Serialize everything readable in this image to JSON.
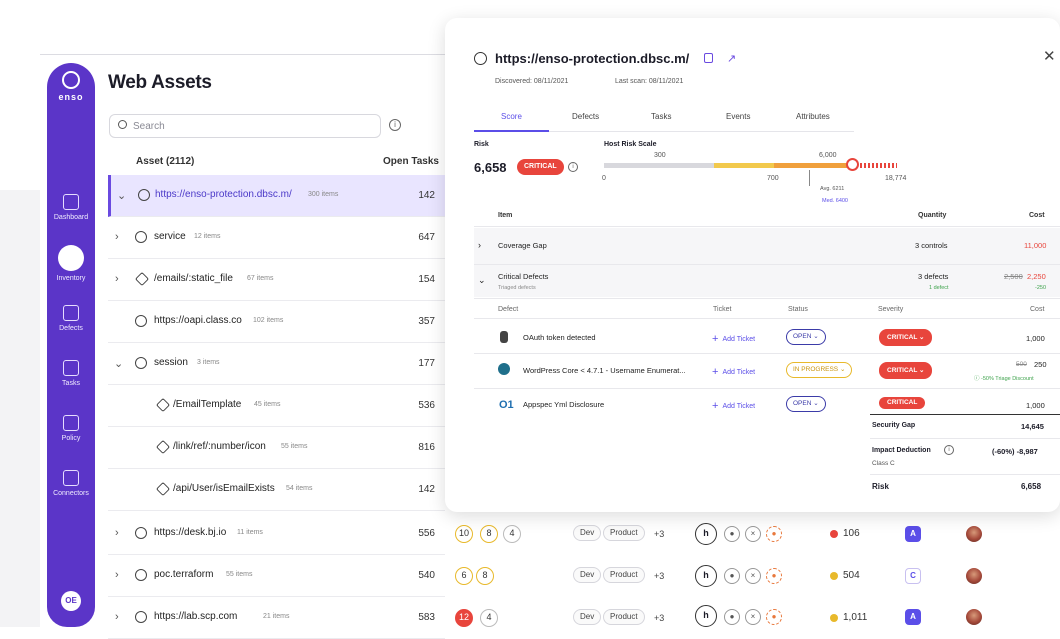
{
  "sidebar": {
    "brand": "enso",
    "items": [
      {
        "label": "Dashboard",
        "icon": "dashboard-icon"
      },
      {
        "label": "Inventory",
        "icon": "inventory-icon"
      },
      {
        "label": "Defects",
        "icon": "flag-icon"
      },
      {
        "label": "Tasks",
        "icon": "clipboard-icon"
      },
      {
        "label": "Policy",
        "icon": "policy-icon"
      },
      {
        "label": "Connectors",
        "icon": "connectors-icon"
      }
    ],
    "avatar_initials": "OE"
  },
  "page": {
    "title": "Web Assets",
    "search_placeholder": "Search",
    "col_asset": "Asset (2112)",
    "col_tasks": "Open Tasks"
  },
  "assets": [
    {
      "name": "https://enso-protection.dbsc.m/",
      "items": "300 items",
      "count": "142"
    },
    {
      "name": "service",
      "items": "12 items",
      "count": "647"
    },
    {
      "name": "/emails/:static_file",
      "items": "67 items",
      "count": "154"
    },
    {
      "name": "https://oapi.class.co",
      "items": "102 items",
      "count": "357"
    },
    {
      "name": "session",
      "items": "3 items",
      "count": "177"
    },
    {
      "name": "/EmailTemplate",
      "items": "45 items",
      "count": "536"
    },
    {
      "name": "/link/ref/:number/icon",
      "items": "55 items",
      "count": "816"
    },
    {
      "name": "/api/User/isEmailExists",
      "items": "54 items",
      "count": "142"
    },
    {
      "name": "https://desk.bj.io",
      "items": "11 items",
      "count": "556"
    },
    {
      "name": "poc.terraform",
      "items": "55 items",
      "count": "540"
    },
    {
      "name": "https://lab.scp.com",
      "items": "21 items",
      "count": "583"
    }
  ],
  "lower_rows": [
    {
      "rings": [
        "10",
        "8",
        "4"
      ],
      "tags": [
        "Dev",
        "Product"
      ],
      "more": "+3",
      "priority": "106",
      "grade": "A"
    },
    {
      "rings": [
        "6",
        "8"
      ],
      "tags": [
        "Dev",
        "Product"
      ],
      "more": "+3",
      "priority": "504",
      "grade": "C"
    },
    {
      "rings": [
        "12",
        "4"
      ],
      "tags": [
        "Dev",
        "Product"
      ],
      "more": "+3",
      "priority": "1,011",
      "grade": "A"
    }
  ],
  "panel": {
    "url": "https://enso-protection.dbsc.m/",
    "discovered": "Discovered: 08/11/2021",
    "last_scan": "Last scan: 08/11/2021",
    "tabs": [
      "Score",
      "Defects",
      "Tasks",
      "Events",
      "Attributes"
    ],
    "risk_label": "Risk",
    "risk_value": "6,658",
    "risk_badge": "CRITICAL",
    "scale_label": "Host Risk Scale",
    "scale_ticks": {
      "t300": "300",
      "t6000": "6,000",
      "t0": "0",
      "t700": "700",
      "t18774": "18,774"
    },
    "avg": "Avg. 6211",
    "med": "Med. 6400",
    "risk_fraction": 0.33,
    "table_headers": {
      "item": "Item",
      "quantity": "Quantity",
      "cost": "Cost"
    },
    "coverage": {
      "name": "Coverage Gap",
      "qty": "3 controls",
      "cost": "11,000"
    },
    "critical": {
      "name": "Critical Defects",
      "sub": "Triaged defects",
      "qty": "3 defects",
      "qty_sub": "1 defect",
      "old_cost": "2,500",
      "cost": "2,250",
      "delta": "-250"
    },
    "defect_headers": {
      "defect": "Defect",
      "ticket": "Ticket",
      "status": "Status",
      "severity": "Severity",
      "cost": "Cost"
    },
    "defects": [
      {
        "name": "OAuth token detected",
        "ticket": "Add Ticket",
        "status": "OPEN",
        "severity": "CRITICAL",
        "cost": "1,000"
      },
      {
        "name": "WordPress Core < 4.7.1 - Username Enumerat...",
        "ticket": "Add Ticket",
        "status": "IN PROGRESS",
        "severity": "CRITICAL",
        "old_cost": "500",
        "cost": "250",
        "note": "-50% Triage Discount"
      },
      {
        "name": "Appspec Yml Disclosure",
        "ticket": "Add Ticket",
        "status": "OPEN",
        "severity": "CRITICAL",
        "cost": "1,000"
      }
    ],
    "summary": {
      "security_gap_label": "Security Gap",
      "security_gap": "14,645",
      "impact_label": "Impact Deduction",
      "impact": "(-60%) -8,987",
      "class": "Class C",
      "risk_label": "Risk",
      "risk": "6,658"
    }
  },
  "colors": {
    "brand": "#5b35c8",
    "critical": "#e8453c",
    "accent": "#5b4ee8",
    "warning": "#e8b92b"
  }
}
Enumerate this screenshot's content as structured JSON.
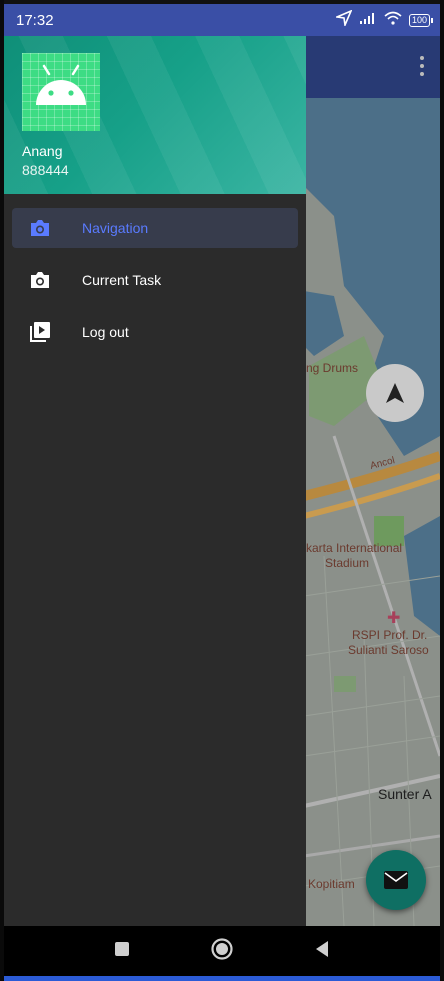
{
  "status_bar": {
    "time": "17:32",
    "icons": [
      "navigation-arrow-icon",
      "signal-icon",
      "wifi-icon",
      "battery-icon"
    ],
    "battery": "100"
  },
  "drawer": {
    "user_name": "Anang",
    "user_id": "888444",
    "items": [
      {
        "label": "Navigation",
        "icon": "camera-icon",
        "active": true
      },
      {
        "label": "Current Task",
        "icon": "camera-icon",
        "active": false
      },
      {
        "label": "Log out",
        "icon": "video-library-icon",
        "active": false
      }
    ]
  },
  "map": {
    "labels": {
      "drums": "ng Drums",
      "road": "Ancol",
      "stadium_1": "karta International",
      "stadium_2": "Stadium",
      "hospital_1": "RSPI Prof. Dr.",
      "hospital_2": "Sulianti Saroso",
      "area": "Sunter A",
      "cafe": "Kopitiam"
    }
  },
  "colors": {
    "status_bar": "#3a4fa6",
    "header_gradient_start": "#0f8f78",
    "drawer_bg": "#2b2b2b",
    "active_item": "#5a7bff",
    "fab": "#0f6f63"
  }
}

⁂

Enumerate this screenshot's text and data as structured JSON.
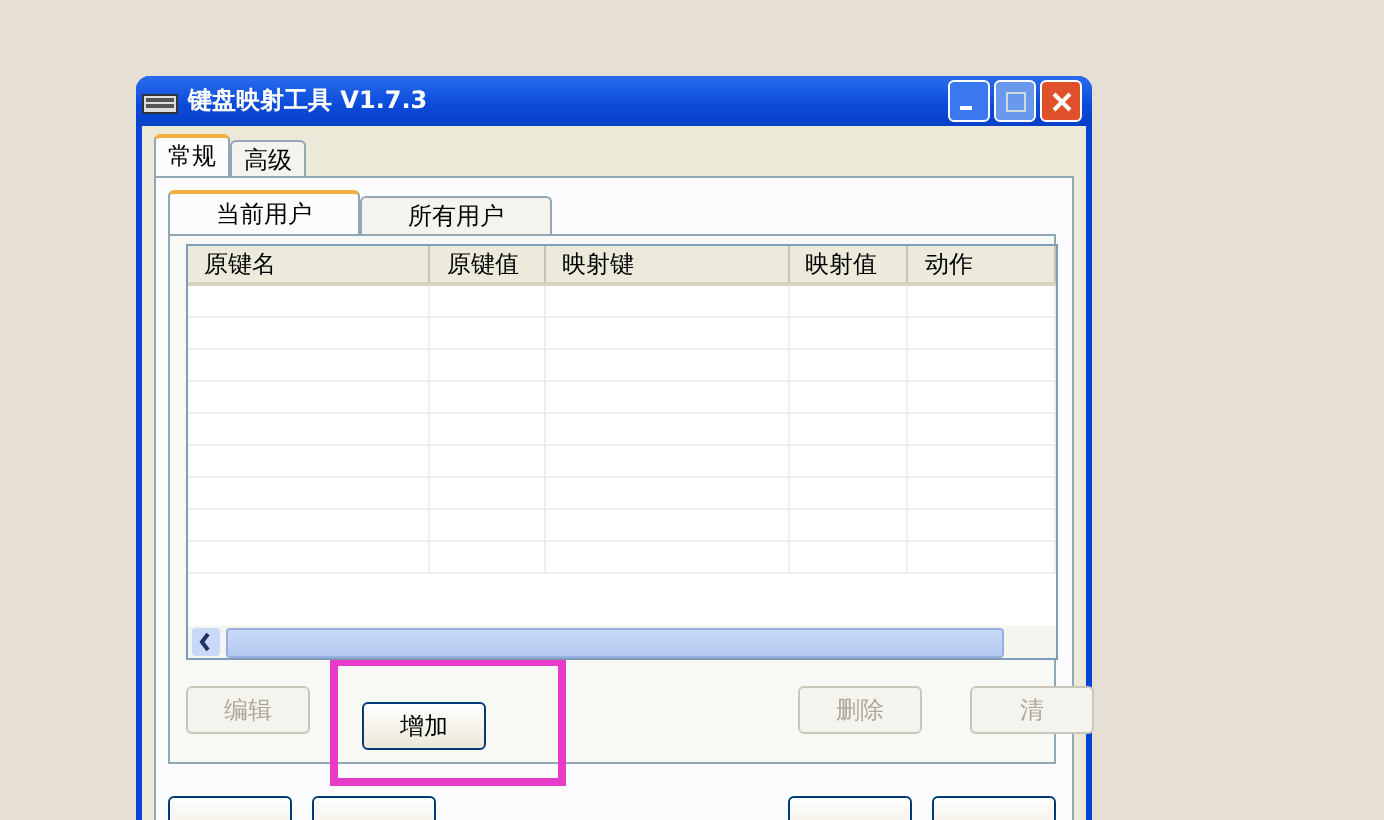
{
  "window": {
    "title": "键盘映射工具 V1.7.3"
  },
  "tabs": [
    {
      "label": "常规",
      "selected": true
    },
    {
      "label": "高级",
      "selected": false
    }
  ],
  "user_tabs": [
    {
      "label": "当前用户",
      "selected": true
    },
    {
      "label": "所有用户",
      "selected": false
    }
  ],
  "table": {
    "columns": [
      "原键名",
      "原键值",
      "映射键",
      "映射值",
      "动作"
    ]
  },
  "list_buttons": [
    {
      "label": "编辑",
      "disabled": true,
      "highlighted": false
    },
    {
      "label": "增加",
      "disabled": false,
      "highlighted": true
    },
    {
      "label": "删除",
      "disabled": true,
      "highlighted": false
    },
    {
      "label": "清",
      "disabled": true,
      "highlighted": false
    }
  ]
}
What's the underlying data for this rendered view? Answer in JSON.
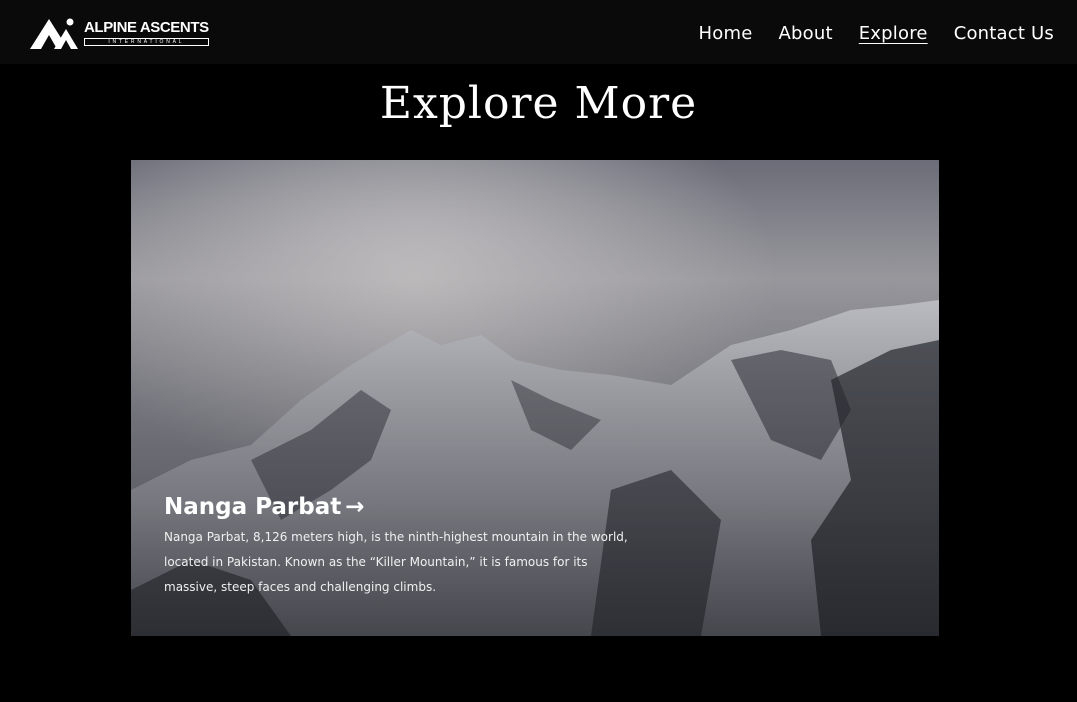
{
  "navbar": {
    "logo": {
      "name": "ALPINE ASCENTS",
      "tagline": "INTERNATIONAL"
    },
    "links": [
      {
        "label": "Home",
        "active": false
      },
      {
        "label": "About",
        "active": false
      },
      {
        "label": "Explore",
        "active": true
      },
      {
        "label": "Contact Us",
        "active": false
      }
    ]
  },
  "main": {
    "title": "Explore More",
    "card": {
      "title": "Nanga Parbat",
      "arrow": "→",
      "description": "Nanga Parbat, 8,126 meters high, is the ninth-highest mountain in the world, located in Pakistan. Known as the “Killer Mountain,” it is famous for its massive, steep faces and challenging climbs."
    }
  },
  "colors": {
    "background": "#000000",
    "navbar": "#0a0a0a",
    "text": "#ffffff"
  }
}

⁂

What this task involves: Report the number of lines that contain "Parbat", with no other words.

Output for this exercise: 2